What the task requires: Leave the pictures out and transcribe every record exactly.

Saved data entries
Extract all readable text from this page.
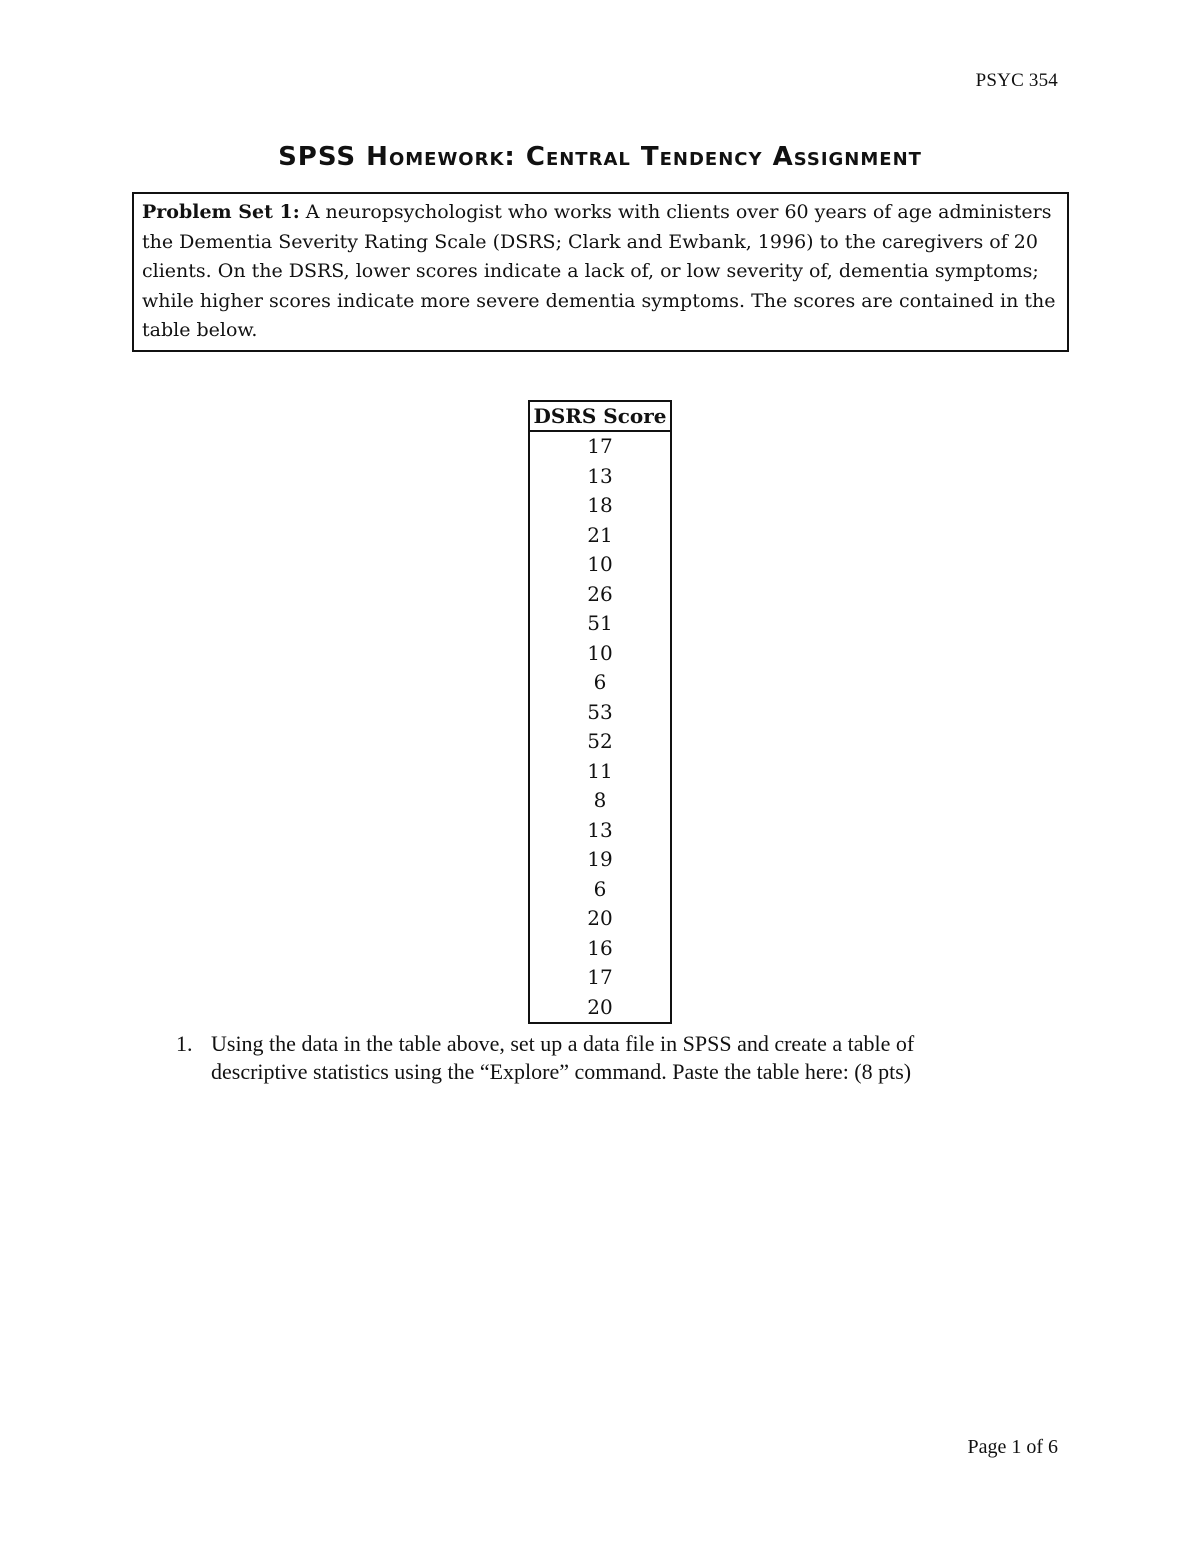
PSYC 354
SPSS Homework: Central Tendency Assignment
Problem Set 1: A neuropsychologist who works with clients over 60 years of age administers the Dementia Severity Rating Scale (DSRS; Clark and Ewbank, 1996) to the caregivers of 20 clients. On the DSRS, lower scores indicate a lack of, or low severity of, dementia symptoms; while higher scores indicate more severe dementia symptoms. The scores are contained in the table below.
DSRS Score
17
13
18
21
10
26
51
10
6
53
52
11
8
13
19
6
20
16
17
20
1. Using the data in the table above, set up a data file in SPSS and create a table of descriptive statistics using the “Explore” command. Paste the table here: (8 pts)
Page 1 of 6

Written solution:
Extract all readable text from this page.
PSYC 354
SPSS Homework: Central Tendency Assignment
Problem Set 1: A neuropsychologist who works with clients over 60 years of age administers the Dementia Severity Rating Scale (DSRS; Clark and Ewbank, 1996) to the caregivers of 20 clients. On the DSRS, lower scores indicate a lack of, or low severity of, dementia symptoms; while higher scores indicate more severe dementia symptoms. The scores are contained in the table below.
DSRS Score
17
13
18
21
10
26
51
10
6
53
52
11
8
13
19
6
20
16
17
20
1. Using the data in the table above, set up a data file in SPSS and create a table of descriptive statistics using the “Explore” command. Paste the table here: (8 pts)
Page 1 of 6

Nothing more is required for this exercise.